### Direction
Select from the data all lines with the word "спортзал".
— START OF Provided data —
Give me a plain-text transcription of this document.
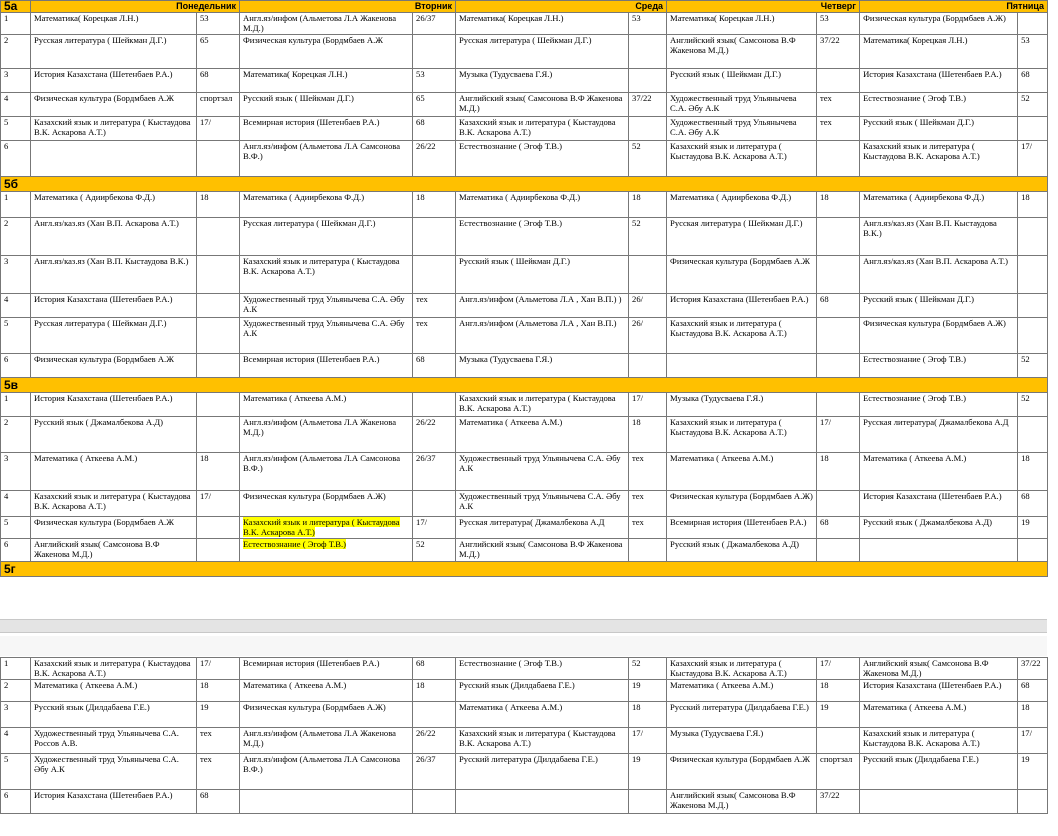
5а	Понедельник		Вторник		Среда		Четверг		Пятница	
1	Математика( Корецкая Л.Н.)	53	Англ.яз/инфом (Альметова Л.А Жакенова М.Д.)	26/37	Математика( Корецкая Л.Н.)	53	Математика( Корецкая Л.Н.)	53	Физическая культура (Бордмбаев А.Ж)	
2	Русская литература ( Шейкман Д.Г.)	65	Физическая культура (Бордмбаев А.Ж		Русская литература ( Шейкман Д.Г.)		Английский язык( Самсонова В.Ф Жакенова М.Д.)	37/22	Математика( Корецкая Л.Н.)	53
3	История Казахстана (Шетенбаев Р.А.)	68	Математика( Корецкая Л.Н.)	53	Музыка (Тудусваева Г.Я.)		Русский язык ( Шейкман Д.Г.)		История Казахстана (Шетенбаев Р.А.)	68
4	Физическая культура (Бордмбаев А.Ж	спортзал	Русский язык ( Шейкман Д.Г.)	65	Английский язык( Самсонова В.Ф Жакенова М.Д.)	37/22	Художественный труд Ульянычева С.А. Әбу А.К	тех	Естествознание ( Эгоф Т.В.)	52
5	Казахский язык и литература ( Кыстаудова В.К. Аскарова А.Т.)	17/	Всемирная история (Шетенбаев Р.А.)	68	Казахский язык и литература ( Кыстаудова В.К. Аскарова А.Т.)		Художественный труд Ульянычева С.А. Әбу А.К	тех	Русский язык ( Шейкман Д.Г.)	
6			Англ.яз/инфом (Альметова Л.А Самсонова В.Ф.)	26/22	Естествознание ( Эгоф Т.В.)	52	Казахский язык и литература ( Кыстаудова В.К. Аскарова А.Т.)		Казахский язык и литература ( Кыстаудова В.К. Аскарова А.Т.)	17/
5б										
1	Математика ( Адиирбекова Ф.Д.)	18	Математика ( Адиирбекова Ф.Д.)	18	Математика ( Адиирбекова Ф.Д.)	18	Математика ( Адиирбекова Ф.Д.)	18	Математика ( Адиирбекова Ф.Д.)	18
2	Англ.яз/каз.яз (Хан В.П. Аскарова А.Т.)		Русская литература ( Шейкман Д.Г.)		Естествознание ( Эгоф Т.В.)	52	Русская литература ( Шейкман Д.Г.)		Англ.яз/каз.яз (Хан В.П. Кыстаудова В.К.)	
3	Англ.яз/каз.яз (Хан В.П. Кыстаудова В.К.)		Казахский язык и литература ( Кыстаудова В.К. Аскарова А.Т.)		Русский язык ( Шейкман Д.Г.)		Физическая культура (Бордмбаев А.Ж		Англ.яз/каз.яз (Хан В.П. Аскарова А.Т.)	
4	История Казахстана (Шетенбаев Р.А.)		Художественный труд Ульянычева С.А. Әбу А.К	тех	Англ.яз/инфом (Альметова Л.А , Хан В.П.) )	26/	История Казахстана (Шетенбаев Р.А.)	68	Русский язык ( Шейкман Д.Г.)	
5	Русская литература ( Шейкман Д.Г.)		Художественный труд Ульянычева С.А. Әбу А.К	тех	Англ.яз/инфом (Альметова Л.А , Хан В.П.)	26/	Казахский язык и литература ( Кыстаудова В.К. Аскарова А.Т.)		Физическая культура (Бордмбаев А.Ж)	
6	Физическая культура (Бордмбаев А.Ж		Всемирная история (Шетенбаев Р.А.)	68	Музыка (Тудусваева Г.Я.)				Естествознание ( Эгоф Т.В.)	52
5в										
1	История Казахстана (Шетенбаев Р.А.)		Математика ( Аткеева А.М.)		Казахский язык и литература ( Кыстаудова В.К. Аскарова А.Т.)	17/	Музыка (Тудусваева Г.Я.)		Естествознание ( Эгоф Т.В.)	52
2	Русский язык ( Джамалбекова А.Д)		Англ.яз/инфом (Альметова Л.А Жакенова М.Д.)	26/22	Математика ( Аткеева А.М.)	18	Казахский язык и литература ( Кыстаудова В.К. Аскарова А.Т.)	17/	Русская литература( Джамалбекова А.Д	
3	Математика ( Аткеева А.М.)	18	Англ.яз/инфом (Альметова Л.А Самсонова В.Ф.)	26/37	Художественный труд Ульянычева С.А. Әбу А.К	тех	Математика ( Аткеева А.М.)	18	Математика ( Аткеева А.М.)	18
4	Казахский язык и литература ( Кыстаудова В.К. Аскарова А.Т.)	17/	Физическая культура (Бордмбаев А.Ж)		Художественный труд Ульянычева С.А. Әбу А.К	тех	Физическая культура (Бордмбаев А.Ж)		История Казахстана (Шетенбаев Р.А.)	68
5	Физическая культура (Бордмбаев А.Ж		Казахский язык и литература ( Кыстаудова В.К. Аскарова А.Т.)	17/	Русская литература( Джамалбекова А.Д	тех	Всемирная история (Шетенбаев Р.А.)	68	Русский язык ( Джамалбекова А.Д)	19
6	Английский язык( Самсонова В.Ф Жакенова М.Д.)		Естествознание ( Эгоф Т.В.)	52	Английский язык( Самсонова В.Ф Жакенова М.Д.)		Русский язык ( Джамалбекова А.Д)			
5г										
1	Казахский язык и литература ( Кыстаудова В.К. Аскарова А.Т.)	17/	Всемирная история (Шетенбаев Р.А.)	68	Естествознание ( Эгоф Т.В.)	52	Казахский язык и литература ( Кыстаудова В.К. Аскарова А.Т.)	17/	Английский язык( Самсонова В.Ф Жакенова М.Д.)	37/22
2	Математика ( Аткеева А.М.)	18	Математика ( Аткеева А.М.)	18	Русский язык (Дилдабаева Г.Е.)	19	Математика ( Аткеева А.М.)	18	История Казахстана (Шетенбаев Р.А.)	68
3	Русский язык (Дилдабаева Г.Е.)	19	Физическая культура (Бордмбаев А.Ж)		Математика ( Аткеева А.М.)	18	Русский литература (Дилдабаева Г.Е.)	19	Математика ( Аткеева А.М.)	18
4	Художественный труд Ульянычева С.А. Россов А.В.	тех	Англ.яз/инфом (Альметова Л.А Жакенова М.Д.)	26/22	Казахский язык и литература ( Кыстаудова В.К. Аскарова А.Т.)	17/	Музыка (Тудусваева Г.Я.)		Казахский язык и литература ( Кыстаудова В.К. Аскарова А.Т.)	17/
5	Художественный труд Ульянычева С.А. Әбу А.К	тех	Англ.яз/инфом (Альметова Л.А Самсонова В.Ф.)	26/37	Русский литература (Дилдабаева Г.Е.)	19	Физическая культура (Бордмбаев А.Ж	спортзал	Русский язык (Дилдабаева Г.Е.)	19
6	История Казахстана (Шетенбаев Р.А.)	68					Английский язык( Самсонова В.Ф Жакенова М.Д.)	37/22		
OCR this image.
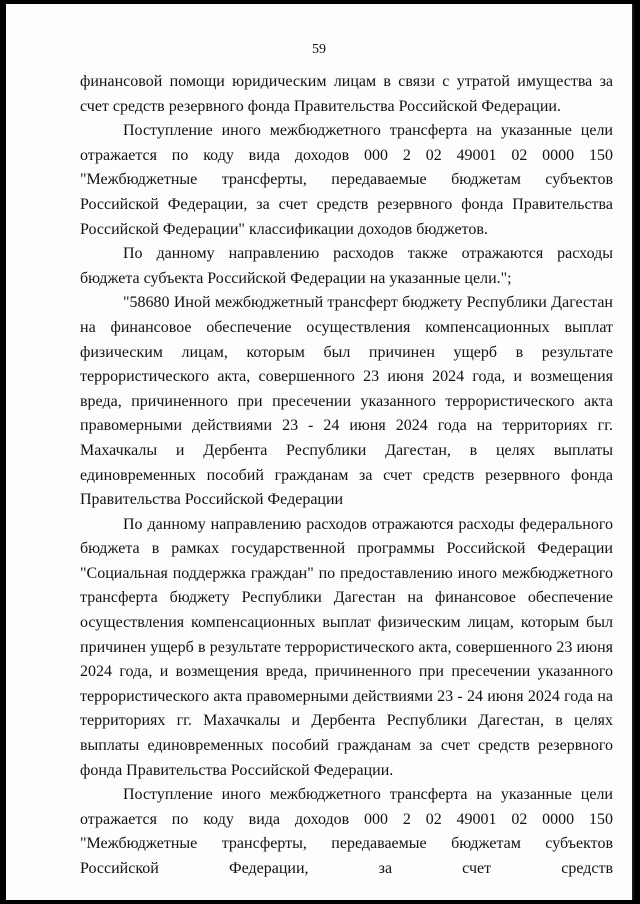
59

финансовой помощи юридическим лицам в связи с утратой имущества за счет средств резервного фонда Правительства Российской Федерации.

Поступление иного межбюджетного трансферта на указанные цели отражается по коду вида доходов 000 2 02 49001 02 0000 150 "Межбюджетные трансферты, передаваемые бюджетам субъектов Российской Федерации, за счет средств резервного фонда Правительства Российской Федерации" классификации доходов бюджетов.

По данному направлению расходов также отражаются расходы бюджета субъекта Российской Федерации на указанные цели.";

"58680 Иной межбюджетный трансферт бюджету Республики Дагестан на финансовое обеспечение осуществления компенсационных выплат физическим лицам, которым был причинен ущерб в результате террористического акта, совершенного 23 июня 2024 года, и возмещения вреда, причиненного при пресечении указанного террористического акта правомерными действиями 23 - 24 июня 2024 года на территориях гг. Махачкалы и Дербента Республики Дагестан, в целях выплаты единовременных пособий гражданам за счет средств резервного фонда Правительства Российской Федерации

По данному направлению расходов отражаются расходы федерального бюджета в рамках государственной программы Российской Федерации "Социальная поддержка граждан" по предоставлению иного межбюджетного трансферта бюджету Республики Дагестан на финансовое обеспечение осуществления компенсационных выплат физическим лицам, которым был причинен ущерб в результате террористического акта, совершенного 23 июня 2024 года, и возмещения вреда, причиненного при пресечении указанного террористического акта правомерными действиями 23 - 24 июня 2024 года на территориях гг. Махачкалы и Дербента Республики Дагестан, в целях выплаты единовременных пособий гражданам за счет средств резервного фонда Правительства Российской Федерации.

Поступление иного межбюджетного трансферта на указанные цели отражается по коду вида доходов 000 2 02 49001 02 0000 150 "Межбюджетные трансферты, передаваемые бюджетам субъектов Российской Федерации, за счет средств
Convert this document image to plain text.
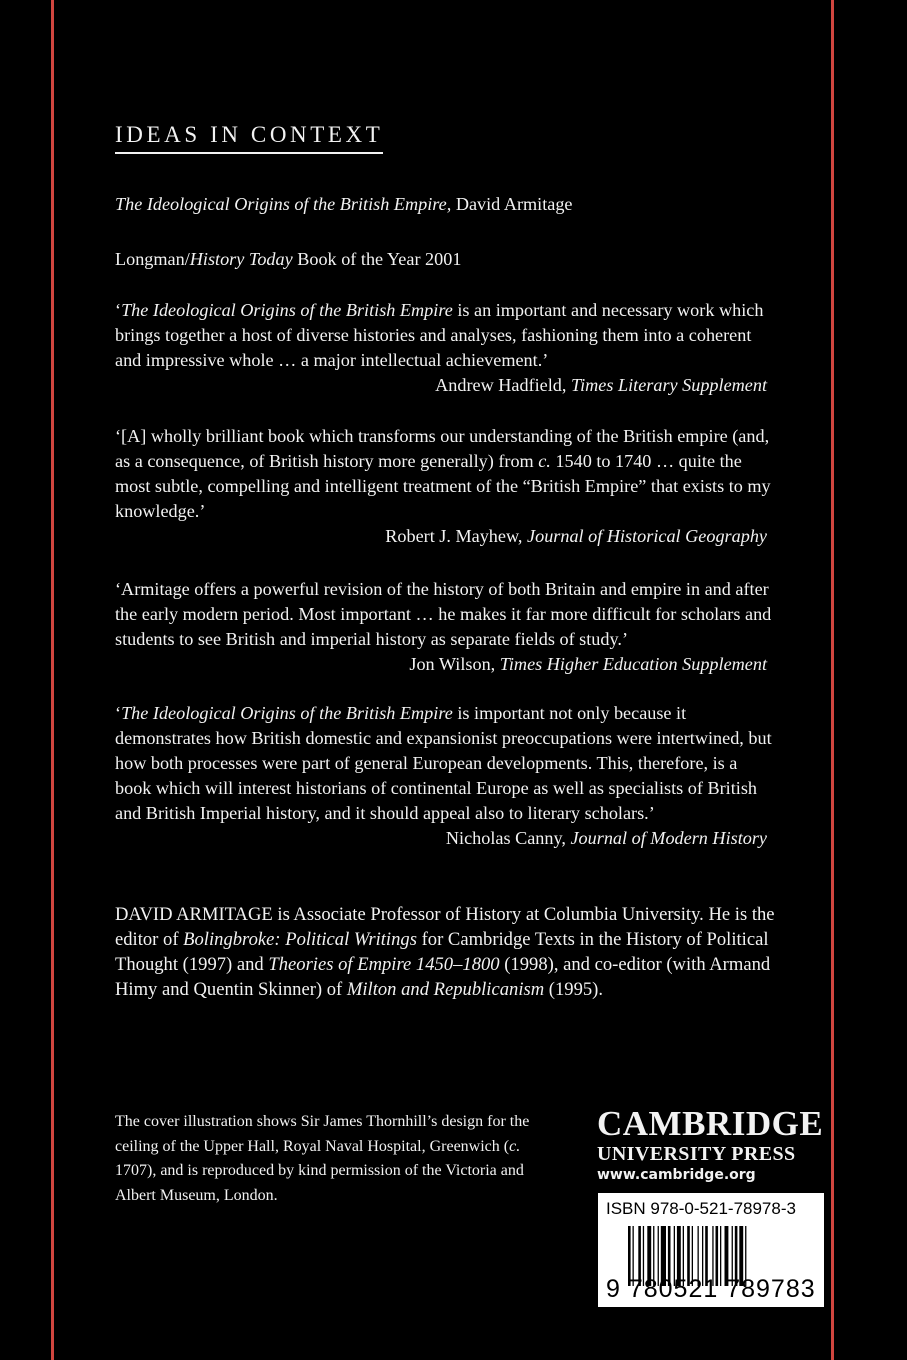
IDEAS IN CONTEXT
The Ideological Origins of the British Empire, David Armitage
Longman/History Today Book of the Year 2001
‘The Ideological Origins of the British Empire is an important and necessary work which brings together a host of diverse histories and analyses, fashioning them into a coherent and impressive whole … a major intellectual achievement.’
Andrew Hadfield, Times Literary Supplement
‘[A] wholly brilliant book which transforms our understanding of the British empire (and, as a consequence, of British history more generally) from c. 1540 to 1740 … quite the most subtle, compelling and intelligent treatment of the “British Empire” that exists to my knowledge.’
Robert J. Mayhew, Journal of Historical Geography
‘Armitage offers a powerful revision of the history of both Britain and empire in and after the early modern period. Most important … he makes it far more difficult for scholars and students to see British and imperial history as separate fields of study.’
Jon Wilson, Times Higher Education Supplement
‘The Ideological Origins of the British Empire is important not only because it demonstrates how British domestic and expansionist preoccupations were intertwined, but how both processes were part of general European developments. This, therefore, is a book which will interest historians of continental Europe as well as specialists of British and British Imperial history, and it should appeal also to literary scholars.’
Nicholas Canny, Journal of Modern History
DAVID ARMITAGE is Associate Professor of History at Columbia University. He is the editor of Bolingbroke: Political Writings for Cambridge Texts in the History of Political Thought (1997) and Theories of Empire 1450–1800 (1998), and co-editor (with Armand Himy and Quentin Skinner) of Milton and Republicanism (1995).
The cover illustration shows Sir James Thornhill’s design for the ceiling of the Upper Hall, Royal Naval Hospital, Greenwich (c. 1707), and is reproduced by kind permission of the Victoria and Albert Museum, London.
CAMBRIDGE
UNIVERSITY PRESS
www.cambridge.org
ISBN 978-0-521-78978-3
9 780521 789783
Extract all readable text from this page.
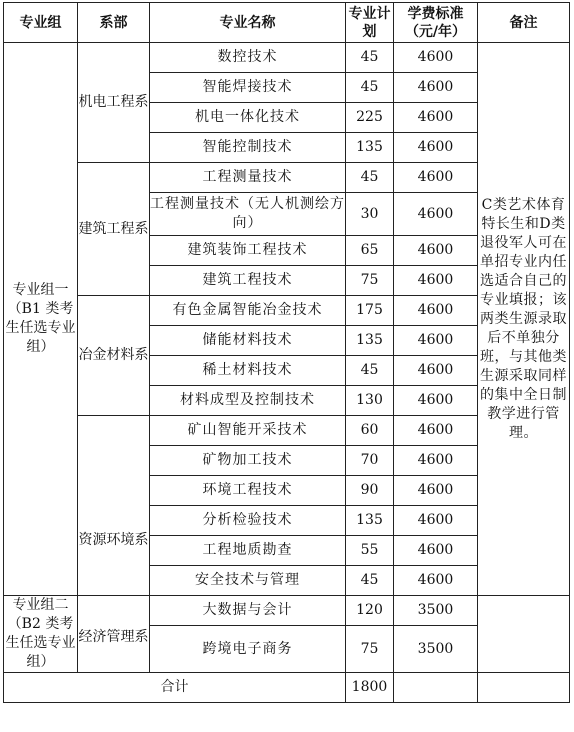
专业组	系部	专业名称	专业计划	学费标准（元/年）	备注
专业组一（B1 类考生任选专业组）	机电工程系	数控技术	45	4600	C类艺术体育特长生和D类退役军人可在单招专业内任选适合自己的专业填报；该两类生源录取后不单独分班，与其他类生源采取同样的集中全日制教学进行管理。
		智能焊接技术	45	4600	
		机电一体化技术	225	4600	
		智能控制技术	135	4600	
	建筑工程系	工程测量技术	45	4600	
		工程测量技术（无人机测绘方向）	30	4600	
		建筑装饰工程技术	65	4600	
		建筑工程技术	75	4600	
	冶金材料系	有色金属智能冶金技术	175	4600	
		储能材料技术	135	4600	
		稀土材料技术	45	4600	
		材料成型及控制技术	130	4600	
	资源环境系	矿山智能开采技术	60	4600	
		矿物加工技术	70	4600	
		环境工程技术	90	4600	
		分析检验技术	135	4600	
		工程地质勘查	55	4600	
		安全技术与管理	45	4600	
专业组二（B2 类考生任选专业组）	经济管理系	大数据与会计	120	3500	
		跨境电子商务	75	3500	
合计			1800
— END OF Provided data —
### Reply to the task
4	Физическая культура (Бордмбаев А.Ж	спортзал	Русский язык ( Шейкман Д.Г.)	65	Английский язык( Самсонова В.Ф Жакенова М.Д.)	37/22	Художественный труд Ульянычева С.А. Әбу А.К	тех	Естествознание ( Эгоф Т.В.)	52
5	Художественный труд Ульянычева С.А. Әбу А.К	тех	Англ.яз/инфом (Альметова Л.А Самсонова В.Ф.)	26/37	Русский литература (Дилдабаева Г.Е.)	19	Физическая культура (Бордмбаев А.Ж	спортзал	Русский язык (Дилдабаева Г.Е.)	19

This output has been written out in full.